- **What you are asked to do**: Omit all pictures, then retype exactly the lines from the one that contains "Serialize everything readable" through the end of the listing.

- **Information supplied**:
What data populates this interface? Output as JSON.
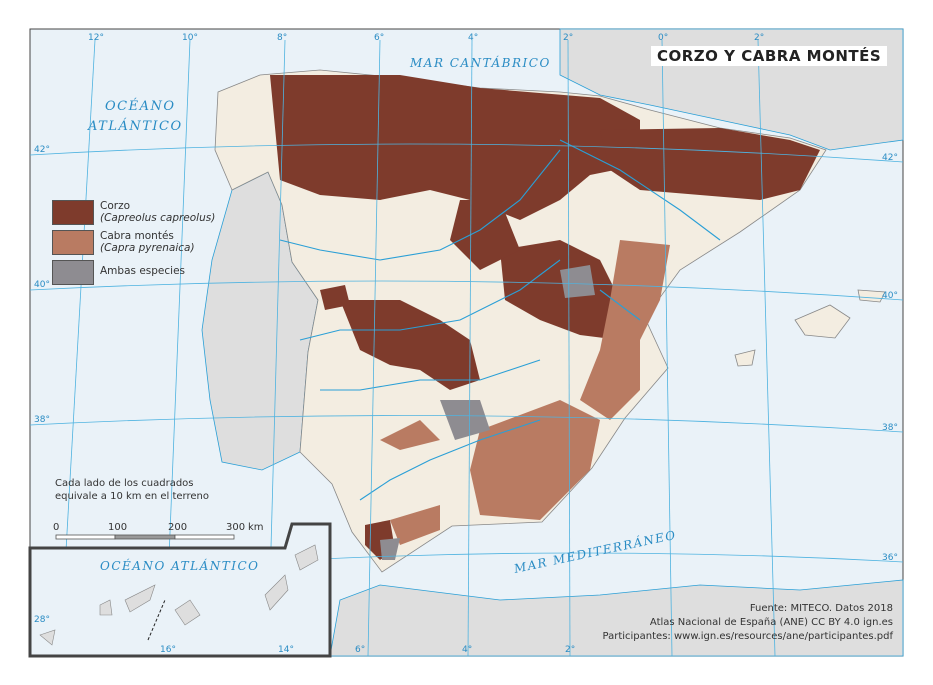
{
  "title": "CORZO Y CABRA MONTÉS",
  "sea_labels": {
    "cantabrico": "MAR CANTÁBRICO",
    "atlantico_line1": "OCÉANO",
    "atlantico_line2": "ATLÁNTICO",
    "mediterraneo": "MAR MEDITERRÁNEO",
    "inset_atlantico": "OCÉANO ATLÁNTICO"
  },
  "legend": [
    {
      "label": "Corzo",
      "scientific": "(Capreolus capreolus)",
      "color": "#7e3b2c"
    },
    {
      "label": "Cabra montés",
      "scientific": "(Capra pyrenaica)",
      "color": "#b97b62"
    },
    {
      "label": "Ambas especies",
      "scientific": "",
      "color": "#8e8c91"
    }
  ],
  "note": {
    "line1": "Cada lado de los cuadrados",
    "line2": "equivale a 10 km en el terreno"
  },
  "scale_bar": {
    "ticks": [
      "0",
      "100",
      "200",
      "300"
    ],
    "unit": "km"
  },
  "graticule": {
    "top": [
      "12°",
      "10°",
      "8°",
      "6°",
      "4°",
      "2°",
      "0°",
      "2°"
    ],
    "left": [
      "42°",
      "40°",
      "38°"
    ],
    "right": [
      "42°",
      "40°",
      "38°",
      "36°"
    ],
    "bottom": [
      "6°",
      "4°",
      "2°"
    ],
    "inset": [
      "28°",
      "16°",
      "14°"
    ]
  },
  "credits": {
    "source": "Fuente: MITECO. Datos 2018",
    "atlas": "Atlas Nacional de España (ANE) CC BY 4.0 ign.es",
    "participants": "Participantes: www.ign.es/resources/ane/participantes.pdf"
  },
  "colors": {
    "sea": "#eaf2f8",
    "spain_land": "#f3ede1",
    "other_land": "#dedede",
    "rivers": "#2a9fd6",
    "graticule": "#4fb3e0"
  }
}
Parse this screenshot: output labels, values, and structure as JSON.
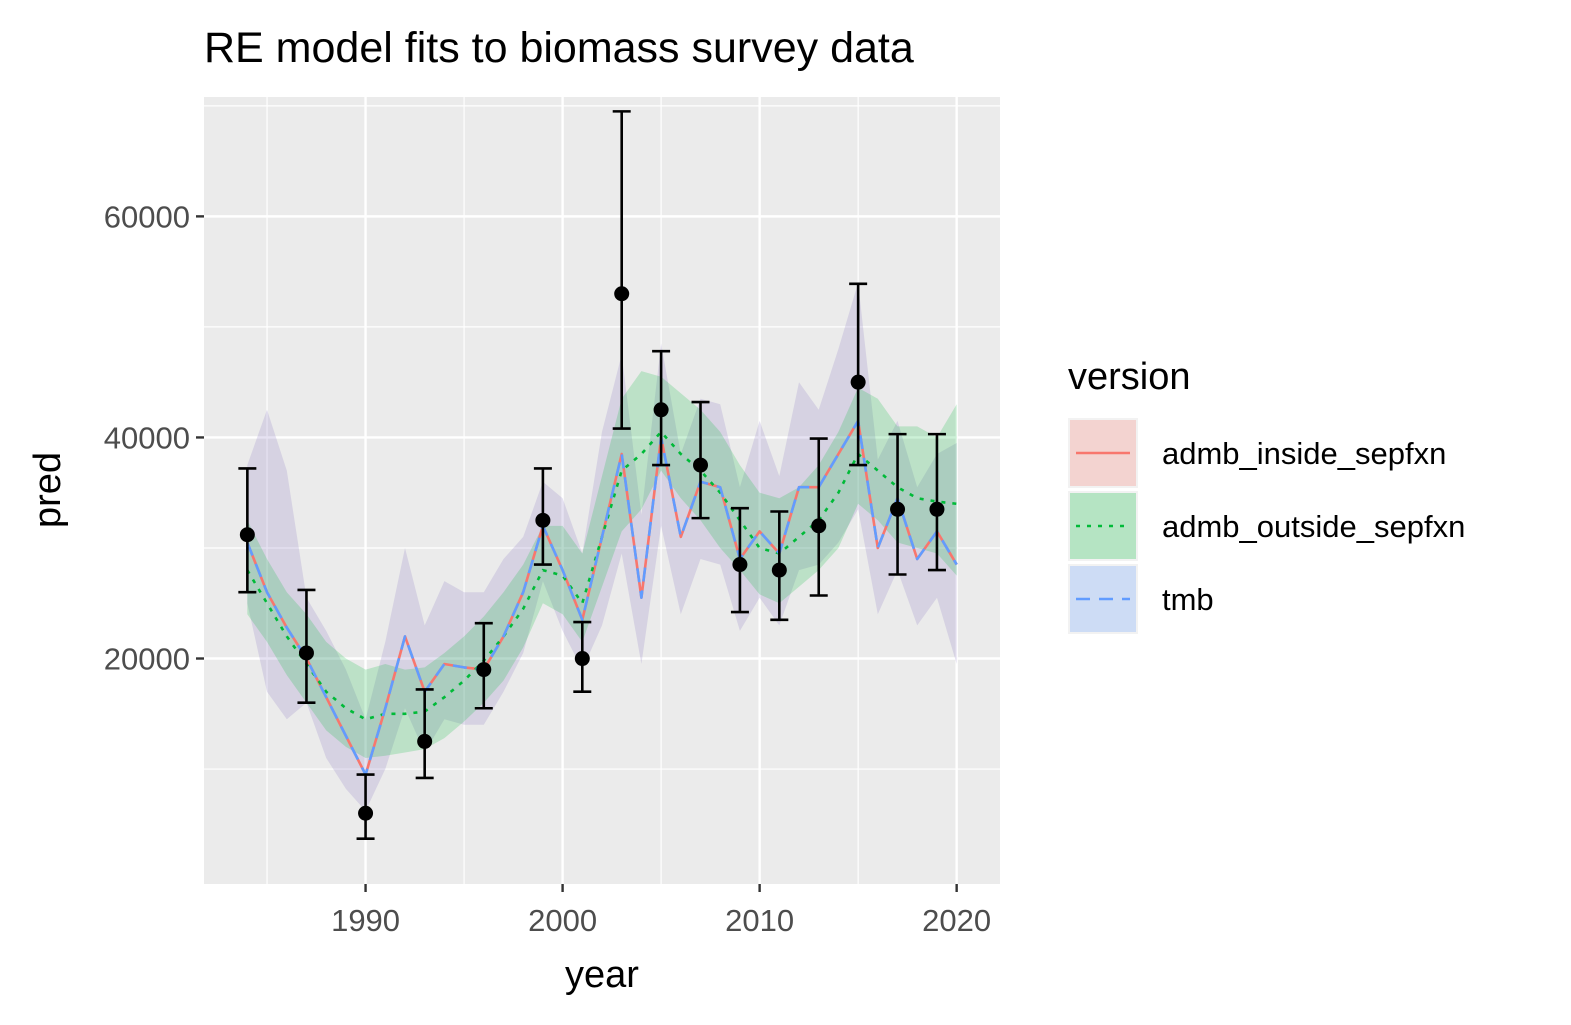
{
  "chart_data": {
    "type": "line",
    "title": "RE model fits to biomass survey data",
    "xlabel": "year",
    "ylabel": "pred",
    "xlim": [
      1981.8,
      2022.2
    ],
    "ylim": [
      -400,
      70800
    ],
    "x_ticks": [
      1990,
      2000,
      2010,
      2020
    ],
    "x_minor_ticks": [
      1985,
      1995,
      2005,
      2015
    ],
    "y_ticks": [
      20000,
      40000,
      60000
    ],
    "y_minor_ticks": [
      10000,
      30000,
      50000,
      70000
    ],
    "grid": true,
    "legend": {
      "title": "version",
      "position": "right",
      "entries": [
        "admb_inside_sepfxn",
        "admb_outside_sepfxn",
        "tmb"
      ]
    },
    "colors": {
      "panel": "#EBEBEB",
      "grid": "#FFFFFF",
      "admb_inside_sepfxn": "#F8766D",
      "admb_outside_sepfxn": "#00BA38",
      "tmb": "#619CFF",
      "tmb_ribbon_overlap": "#8E7CC3",
      "observations": "#000000"
    },
    "series": [
      {
        "name": "admb_inside_sepfxn",
        "linetype": "solid",
        "x": [
          1984,
          1985,
          1986,
          1987,
          1988,
          1989,
          1990,
          1991,
          1992,
          1993,
          1994,
          1995,
          1996,
          1997,
          1998,
          1999,
          2000,
          2001,
          2002,
          2003,
          2004,
          2005,
          2006,
          2007,
          2008,
          2009,
          2010,
          2011,
          2012,
          2013,
          2014,
          2015,
          2016,
          2017,
          2018,
          2019,
          2020
        ],
        "values": [
          30500,
          26000,
          22800,
          20000,
          16500,
          13000,
          9500,
          15500,
          22000,
          17000,
          19500,
          19200,
          19000,
          22000,
          26000,
          32000,
          28000,
          23500,
          31000,
          38500,
          25500,
          40000,
          31000,
          36000,
          35500,
          29000,
          31500,
          29500,
          35500,
          35500,
          38500,
          41500,
          30000,
          34500,
          29000,
          31500,
          28500
        ],
        "lower": [
          25000,
          17000,
          14500,
          16000,
          11000,
          8200,
          6200,
          10000,
          15500,
          11500,
          14500,
          14000,
          14000,
          17000,
          20500,
          27000,
          22500,
          19000,
          23000,
          29500,
          19500,
          32000,
          24000,
          29000,
          28500,
          22500,
          25500,
          23000,
          28000,
          28500,
          30500,
          33500,
          24000,
          28000,
          23000,
          25500,
          19500
        ],
        "upper": [
          37500,
          42500,
          37000,
          25500,
          22500,
          19000,
          14500,
          21500,
          30000,
          23000,
          27000,
          26000,
          26000,
          29000,
          31000,
          36000,
          34500,
          29500,
          40500,
          47500,
          33000,
          48500,
          38500,
          43500,
          43000,
          35500,
          41500,
          36500,
          45000,
          42500,
          48000,
          54000,
          38000,
          41500,
          35500,
          38500,
          39500
        ]
      },
      {
        "name": "admb_outside_sepfxn",
        "linetype": "dotted",
        "x": [
          1984,
          1985,
          1986,
          1987,
          1988,
          1989,
          1990,
          1991,
          1992,
          1993,
          1994,
          1995,
          1996,
          1997,
          1998,
          1999,
          2000,
          2001,
          2002,
          2003,
          2004,
          2005,
          2006,
          2007,
          2008,
          2009,
          2010,
          2011,
          2012,
          2013,
          2014,
          2015,
          2016,
          2017,
          2018,
          2019,
          2020
        ],
        "values": [
          28000,
          25000,
          22000,
          19500,
          17000,
          15500,
          14500,
          15000,
          15000,
          15200,
          16500,
          18000,
          19800,
          22000,
          24500,
          28000,
          27500,
          25000,
          31000,
          37000,
          38500,
          40500,
          38500,
          37000,
          35000,
          32500,
          30000,
          29500,
          31000,
          32500,
          35000,
          38500,
          37000,
          35500,
          34500,
          34200,
          34000
        ],
        "lower": [
          24000,
          21500,
          18500,
          16000,
          13500,
          12000,
          11000,
          11200,
          11500,
          11800,
          12800,
          14300,
          16000,
          18000,
          21000,
          25000,
          24000,
          21500,
          26500,
          31500,
          33500,
          37000,
          34500,
          32500,
          30000,
          28000,
          25800,
          25000,
          26500,
          28000,
          30000,
          34000,
          32500,
          30500,
          30000,
          29500,
          27500
        ],
        "upper": [
          32500,
          29000,
          26000,
          24000,
          21500,
          20000,
          19000,
          19500,
          19000,
          19200,
          20500,
          22000,
          23800,
          26000,
          28500,
          32000,
          32000,
          29500,
          36500,
          43500,
          46000,
          45500,
          44000,
          42500,
          40500,
          37500,
          35000,
          34500,
          35500,
          37500,
          40500,
          44500,
          43500,
          41000,
          41000,
          40000,
          43000
        ]
      },
      {
        "name": "tmb",
        "linetype": "dashed",
        "x": [
          1984,
          1985,
          1986,
          1987,
          1988,
          1989,
          1990,
          1991,
          1992,
          1993,
          1994,
          1995,
          1996,
          1997,
          1998,
          1999,
          2000,
          2001,
          2002,
          2003,
          2004,
          2005,
          2006,
          2007,
          2008,
          2009,
          2010,
          2011,
          2012,
          2013,
          2014,
          2015,
          2016,
          2017,
          2018,
          2019,
          2020
        ],
        "values": [
          30500,
          26000,
          22800,
          20000,
          16500,
          13000,
          9500,
          15500,
          22000,
          17000,
          19500,
          19200,
          19000,
          22000,
          26000,
          32000,
          28000,
          23500,
          31000,
          38500,
          25500,
          40000,
          31000,
          36000,
          35500,
          29000,
          31500,
          29500,
          35500,
          35500,
          38500,
          41500,
          30000,
          34500,
          29000,
          31500,
          28500
        ]
      }
    ],
    "observations": {
      "name": "survey",
      "x": [
        1984,
        1987,
        1990,
        1993,
        1996,
        1999,
        2001,
        2003,
        2005,
        2007,
        2009,
        2011,
        2013,
        2015,
        2017,
        2019
      ],
      "values": [
        31200,
        20500,
        6000,
        12500,
        19000,
        32500,
        20000,
        53000,
        42500,
        37500,
        28500,
        28000,
        32000,
        45000,
        33500,
        33500
      ],
      "lower": [
        26000,
        16000,
        3700,
        9200,
        15500,
        28500,
        17000,
        40800,
        37500,
        32700,
        24200,
        23500,
        25700,
        37500,
        27600,
        28000
      ],
      "upper": [
        37200,
        26200,
        9500,
        17200,
        23200,
        37200,
        23300,
        69500,
        47800,
        43200,
        33600,
        33300,
        39900,
        53900,
        40300,
        40300
      ]
    }
  }
}
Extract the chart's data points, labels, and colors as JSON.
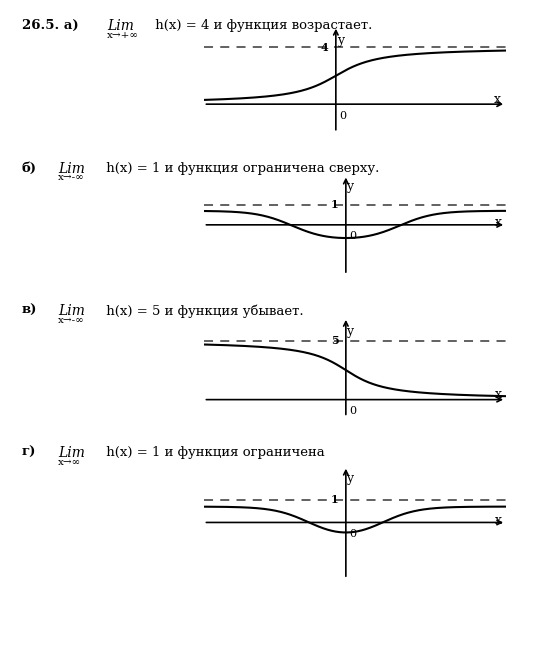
{
  "bg_color": "#ffffff",
  "curve_color": "#000000",
  "dashed_color": "#555555",
  "axis_color": "#000000",
  "panels": [
    {
      "label": "26.5. а)",
      "lim_text": "Lim",
      "sub_text": "x→+∞",
      "desc": "h(x) = 4 и функция возрастает.",
      "asym_val": 4,
      "asym_label": "4",
      "curve_type": "arctan_up",
      "xlim": [
        -3.5,
        4.5
      ],
      "ylim": [
        -2.0,
        5.5
      ]
    },
    {
      "label": "б)",
      "lim_text": "Lim",
      "sub_text": "x→-∞",
      "desc": "h(x) = 1 и функция ограничена сверху.",
      "asym_val": 1,
      "asym_label": "1",
      "curve_type": "wave_b",
      "xlim": [
        -4.0,
        4.5
      ],
      "ylim": [
        -2.5,
        2.5
      ]
    },
    {
      "label": "в)",
      "lim_text": "Lim",
      "sub_text": "x→-∞",
      "desc": "h(x) = 5 и функция убывает.",
      "asym_val": 5,
      "asym_label": "5",
      "curve_type": "arctan_down",
      "xlim": [
        -4.0,
        4.5
      ],
      "ylim": [
        -1.5,
        7.0
      ]
    },
    {
      "label": "г)",
      "lim_text": "Lim",
      "sub_text": "x→∞",
      "desc": "h(x) = 1 и функция ограничена",
      "asym_val": 1,
      "asym_label": "1",
      "curve_type": "wave_d",
      "xlim": [
        -4.0,
        4.5
      ],
      "ylim": [
        -2.5,
        2.5
      ]
    }
  ]
}
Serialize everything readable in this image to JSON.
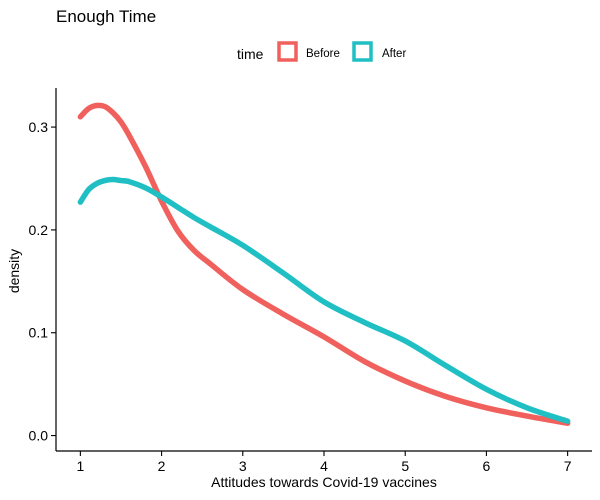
{
  "chart_data": {
    "type": "line",
    "title": "Enough Time",
    "xlabel": "Attitudes towards Covid-19 vaccines",
    "ylabel": "density",
    "xlim": [
      0.7,
      7.3
    ],
    "ylim": [
      -0.015,
      0.338
    ],
    "x_ticks": [
      1,
      2,
      3,
      4,
      5,
      6,
      7
    ],
    "y_ticks": [
      0.0,
      0.1,
      0.2,
      0.3
    ],
    "y_tick_labels": [
      "0.0",
      "0.1",
      "0.2",
      "0.3"
    ],
    "grid": false,
    "legend": {
      "title": "time",
      "position": "top"
    },
    "series": [
      {
        "name": "Before",
        "color": "#F0605D",
        "x": [
          1.0,
          1.1,
          1.2,
          1.3,
          1.4,
          1.5,
          1.6,
          1.8,
          2.0,
          2.2,
          2.4,
          2.6,
          3.0,
          3.5,
          4.0,
          4.5,
          5.0,
          5.5,
          6.0,
          6.5,
          7.0
        ],
        "y": [
          0.31,
          0.318,
          0.321,
          0.32,
          0.314,
          0.305,
          0.292,
          0.262,
          0.228,
          0.199,
          0.18,
          0.167,
          0.142,
          0.118,
          0.096,
          0.072,
          0.053,
          0.038,
          0.027,
          0.019,
          0.012
        ]
      },
      {
        "name": "After",
        "color": "#1FBFC4",
        "x": [
          1.0,
          1.1,
          1.2,
          1.3,
          1.4,
          1.5,
          1.6,
          1.8,
          2.0,
          2.2,
          2.4,
          2.6,
          3.0,
          3.5,
          4.0,
          4.5,
          5.0,
          5.5,
          6.0,
          6.5,
          7.0
        ],
        "y": [
          0.227,
          0.239,
          0.245,
          0.248,
          0.249,
          0.248,
          0.247,
          0.241,
          0.232,
          0.222,
          0.212,
          0.203,
          0.185,
          0.158,
          0.13,
          0.11,
          0.092,
          0.068,
          0.045,
          0.027,
          0.014
        ]
      }
    ]
  }
}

- **Solution for this task**:
Serialize everything readable in this image to JSON.
{
  "chart_data": {
    "type": "line",
    "title": "Enough Time",
    "xlabel": "Attitudes towards Covid-19 vaccines",
    "ylabel": "density",
    "xlim": [
      0.7,
      7.3
    ],
    "ylim": [
      -0.015,
      0.338
    ],
    "x_ticks": [
      1,
      2,
      3,
      4,
      5,
      6,
      7
    ],
    "y_ticks": [
      0.0,
      0.1,
      0.2,
      0.3
    ],
    "y_tick_labels": [
      "0.0",
      "0.1",
      "0.2",
      "0.3"
    ],
    "grid": false,
    "legend": {
      "title": "time",
      "position": "top"
    },
    "series": [
      {
        "name": "Before",
        "color": "#F0605D",
        "x": [
          1.0,
          1.1,
          1.2,
          1.3,
          1.4,
          1.5,
          1.6,
          1.8,
          2.0,
          2.2,
          2.4,
          2.6,
          3.0,
          3.5,
          4.0,
          4.5,
          5.0,
          5.5,
          6.0,
          6.5,
          7.0
        ],
        "y": [
          0.31,
          0.318,
          0.321,
          0.32,
          0.314,
          0.305,
          0.292,
          0.262,
          0.228,
          0.199,
          0.18,
          0.167,
          0.142,
          0.118,
          0.096,
          0.072,
          0.053,
          0.038,
          0.027,
          0.019,
          0.012
        ]
      },
      {
        "name": "After",
        "color": "#1FBFC4",
        "x": [
          1.0,
          1.1,
          1.2,
          1.3,
          1.4,
          1.5,
          1.6,
          1.8,
          2.0,
          2.2,
          2.4,
          2.6,
          3.0,
          3.5,
          4.0,
          4.5,
          5.0,
          5.5,
          6.0,
          6.5,
          7.0
        ],
        "y": [
          0.227,
          0.239,
          0.245,
          0.248,
          0.249,
          0.248,
          0.247,
          0.241,
          0.232,
          0.222,
          0.212,
          0.203,
          0.185,
          0.158,
          0.13,
          0.11,
          0.092,
          0.068,
          0.045,
          0.027,
          0.014
        ]
      }
    ]
  }
}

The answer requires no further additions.